>>>

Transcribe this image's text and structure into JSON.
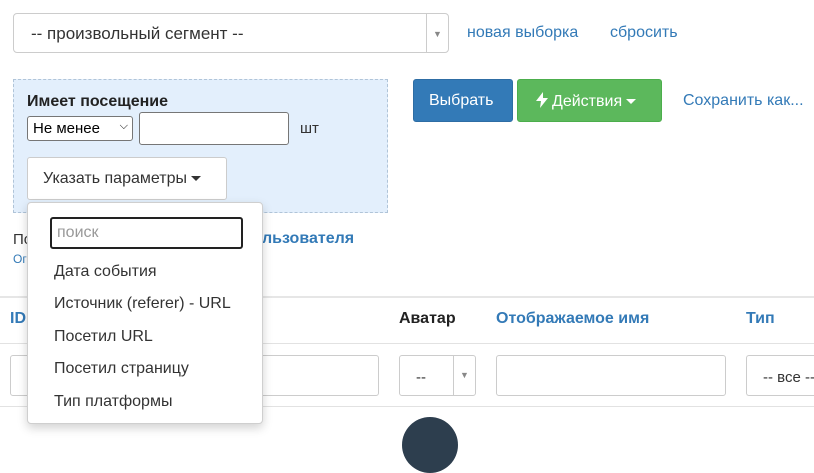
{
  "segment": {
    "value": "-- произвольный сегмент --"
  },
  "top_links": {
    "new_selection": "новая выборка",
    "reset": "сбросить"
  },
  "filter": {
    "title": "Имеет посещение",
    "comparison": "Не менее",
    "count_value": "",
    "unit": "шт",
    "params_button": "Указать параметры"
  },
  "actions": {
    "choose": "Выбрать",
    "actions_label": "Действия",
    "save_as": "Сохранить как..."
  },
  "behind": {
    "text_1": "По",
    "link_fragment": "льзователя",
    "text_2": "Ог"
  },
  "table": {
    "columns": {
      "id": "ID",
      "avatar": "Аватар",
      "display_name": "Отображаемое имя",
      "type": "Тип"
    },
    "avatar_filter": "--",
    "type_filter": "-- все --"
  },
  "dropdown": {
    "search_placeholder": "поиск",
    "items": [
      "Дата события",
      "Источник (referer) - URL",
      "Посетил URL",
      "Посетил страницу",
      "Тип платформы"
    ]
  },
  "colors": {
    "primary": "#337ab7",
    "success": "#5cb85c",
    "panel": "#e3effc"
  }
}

<<<
>>>

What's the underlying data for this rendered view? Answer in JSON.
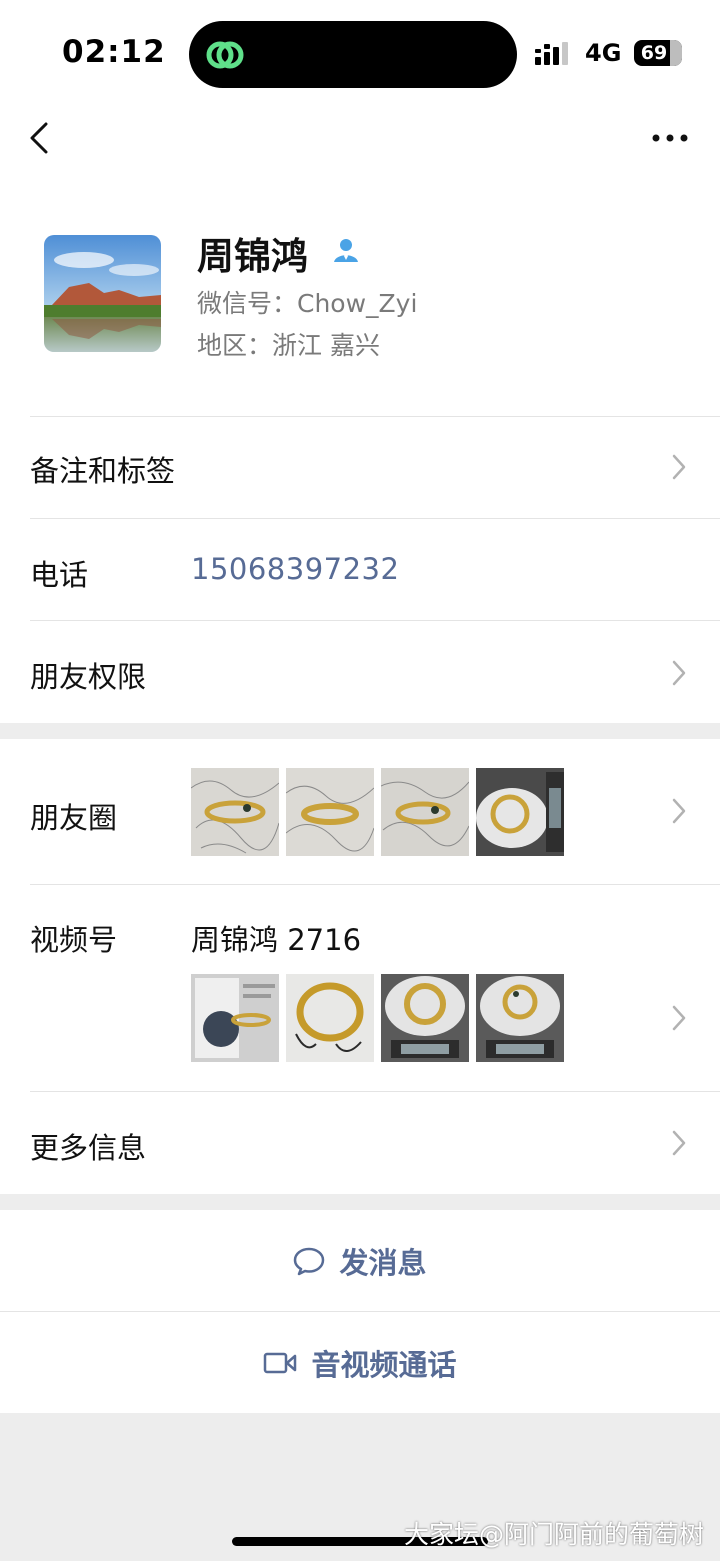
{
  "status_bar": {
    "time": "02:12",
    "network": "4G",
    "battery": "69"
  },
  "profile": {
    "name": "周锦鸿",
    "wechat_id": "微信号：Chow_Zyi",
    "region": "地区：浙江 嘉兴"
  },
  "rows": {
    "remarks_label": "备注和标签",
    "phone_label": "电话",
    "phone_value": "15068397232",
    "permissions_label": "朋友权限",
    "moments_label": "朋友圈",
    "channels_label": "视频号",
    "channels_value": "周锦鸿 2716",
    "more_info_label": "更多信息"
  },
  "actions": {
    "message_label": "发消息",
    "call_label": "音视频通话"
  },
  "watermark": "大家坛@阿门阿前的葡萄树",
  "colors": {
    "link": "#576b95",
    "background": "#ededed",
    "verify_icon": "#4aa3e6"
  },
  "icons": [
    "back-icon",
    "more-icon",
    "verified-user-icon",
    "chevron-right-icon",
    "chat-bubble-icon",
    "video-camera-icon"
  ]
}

<<<

▶ **Written problem**: Using the records given above, list every line that includes the word "JSON".

▶ **Finished answer**:
Transcribe this image's text and structure into JSON.
What's the underlying data for this rendered view? Answer in JSON.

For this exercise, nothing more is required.